### Compiti da svolgere
1. Nell'articolo su Giulio Regeni, sostituisci "triestini" con "cittadini di Trieste" e riscrivi il passo che comincia con "Più di duecento triestini" e finisce con "del Mondo Unito.".
2. Prosegui l'articolo sulla commemorazione di Giulio Regeni a Trieste dal punto in cui si interrompe.

### Testo fornito
== == ==

Più di duecento in piazza Unità per ricordare Giulio Regeni

Una manifestazione organizzata da Amnesty International per l'anniversario della scomparsa dello studente di Fiumicello, presenti anche alcuni rappresentanti del Pd e delle scuole di Trieste

Più di duecento triestini hanno ricordato Giulio Regeni in piazza Unità  il 25 gennaio 2017, nell’anniversario della sua tragica scomparsa. Sfidando il gelo del tardo pomeriggio invernale si sono riuniti sotto il municipio e in molti sono intervenuti a condividere un pensiero in memoria del lo studente di Fiumicello, brutalmente assassinato e torturato un anno fa al Cairo. La manifestazione è stata organizzata da Amnesty International  Fvg e dal gruppo “Voci fuori dal de-coro”. Presente anche l’assessore regionale Loredana Panariti, l’ex sindaco Roberto Cosolini, la segretaria provinciale del Pd di Trieste Adele Pino e la segretaria regionale del Pd Antonella Grim.
In sostegno della famiglia Regeni hanno presenziato anche studenti e docenti del liceo Petrarca e del Collegio del Mondo Unito.

Così hanno dichiarato gli attivisti di Amnesty: “Dopo 365 giorni la verità su Giulio è ancora lontana, ringraziamo chi in Consiglio comunae ha approvato la mozione urgente in favore di questa manifestazione. Commuove la presenza di tanti triestini nella città dove Giulio ha studiato, insieme sollecitiamo le autorità competenti affinchè l’urgenza di verità e giustizia non sia seconda alla ragion di stato e agli interessi economici nei rapporti tra Egitto e Italia. Non ci basta una verità di comodo - hanno concluso – questa è una battaglia di tutta la nazione in favore dei diritti umani, gli stessi per cui quel ragazzo si era battuto in vita”.

== == ==

### Dati

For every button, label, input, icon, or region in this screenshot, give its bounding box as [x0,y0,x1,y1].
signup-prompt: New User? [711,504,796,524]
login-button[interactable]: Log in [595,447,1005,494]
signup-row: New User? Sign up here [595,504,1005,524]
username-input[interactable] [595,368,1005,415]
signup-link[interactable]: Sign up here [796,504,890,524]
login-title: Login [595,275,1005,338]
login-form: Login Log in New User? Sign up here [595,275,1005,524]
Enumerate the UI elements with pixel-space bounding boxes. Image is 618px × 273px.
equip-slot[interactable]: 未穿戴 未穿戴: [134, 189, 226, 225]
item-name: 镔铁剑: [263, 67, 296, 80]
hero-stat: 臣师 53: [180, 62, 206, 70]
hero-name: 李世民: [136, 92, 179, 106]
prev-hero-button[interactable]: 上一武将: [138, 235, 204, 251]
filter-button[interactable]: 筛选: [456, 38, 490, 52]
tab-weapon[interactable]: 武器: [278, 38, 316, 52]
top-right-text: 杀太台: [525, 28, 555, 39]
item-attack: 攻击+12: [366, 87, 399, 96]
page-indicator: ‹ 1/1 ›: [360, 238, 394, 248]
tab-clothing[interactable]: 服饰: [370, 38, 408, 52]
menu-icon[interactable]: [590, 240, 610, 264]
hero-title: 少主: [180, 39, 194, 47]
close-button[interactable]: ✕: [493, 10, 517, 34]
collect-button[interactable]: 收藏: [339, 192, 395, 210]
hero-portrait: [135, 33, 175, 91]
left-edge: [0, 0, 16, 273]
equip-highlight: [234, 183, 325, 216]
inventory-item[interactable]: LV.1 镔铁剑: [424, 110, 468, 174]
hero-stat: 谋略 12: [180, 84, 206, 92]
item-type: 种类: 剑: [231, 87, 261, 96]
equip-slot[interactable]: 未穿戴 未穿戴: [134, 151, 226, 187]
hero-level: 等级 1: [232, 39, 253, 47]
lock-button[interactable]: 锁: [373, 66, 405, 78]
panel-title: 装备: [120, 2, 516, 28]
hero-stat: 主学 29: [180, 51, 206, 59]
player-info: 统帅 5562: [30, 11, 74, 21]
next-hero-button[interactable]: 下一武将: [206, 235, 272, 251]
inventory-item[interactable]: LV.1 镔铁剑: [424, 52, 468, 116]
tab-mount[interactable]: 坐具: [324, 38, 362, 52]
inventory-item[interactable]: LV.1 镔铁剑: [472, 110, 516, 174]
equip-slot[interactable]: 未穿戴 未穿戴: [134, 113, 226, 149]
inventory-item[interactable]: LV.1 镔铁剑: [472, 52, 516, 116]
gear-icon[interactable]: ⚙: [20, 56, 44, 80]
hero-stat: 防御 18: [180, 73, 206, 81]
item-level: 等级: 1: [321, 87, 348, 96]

== == ==

### Sezione risposte
1.
Più di duecento cittadini di Trieste hanno ricordato Giulio Regeni in piazza Unità  il 25 gennaio 2017, nell’anniversario della sua tragica scomparsa. Sfidando il gelo del tardo pomeriggio invernale si sono riuniti sotto il municipio e in molti sono intervenuti a condividere un pensiero in memoria del lo studente di Fiumicello, brutalmente assassinato e torturato un anno fa al Cairo. La manifestazione è stata organizzata da Amnesty International  Fvg e dal gruppo “Voci fuori dal de-coro”. Presente anche l’assessore regionale Loredana Panariti, l’ex sindaco Roberto Cosolini, la segretaria provinciale del Pd di Trieste Adele Pino e la segretaria regionale del Pd Antonella Grim.
In sostegno della famiglia Regeni hanno presenziato anche studenti e docenti del liceo Petrarca e del Collegio del Mondo Unito.

2.
Significativo il comunicato arrivato da Gianuca Paciucci dell’associazione Tina Modotti: “In questo coro di solidarietà abbiamo sentito voci stonate e triviali e governi schiavi della realpolitik che antepongono traffici d’armi alla ricerca della verità. Dobbiamo rivolgere un pensiero anche a tutte le vittime della dittatura militare in Egitto”.

Numerosi e commossi gli interventi degli astanti. Stefano Sacher, docente al Collegio del Mondo Unito ha voluto richiamare l’attenzione sull’ “International Understanding” e sullo scambio pacifico tra culture, valori che hanno animato Giulio nella sua carriera scolastica. A questo proposito ha voluto segnalare l’impegno di tre studenti egiziani che si sono esposti  per organizzare eventi commemorativi a scuola (rischiando di esporre a ritorsioni le loro stesse famiglie ancora in Egitto).

Alle 19.41, ora in cui Giulio Regeni è scomparso un anno fa, i manifestanti hanno acceso delle candele, caparbiamente incuranti del freddo, per dimostrare la loro vicinanza ai genitori del ragazzo.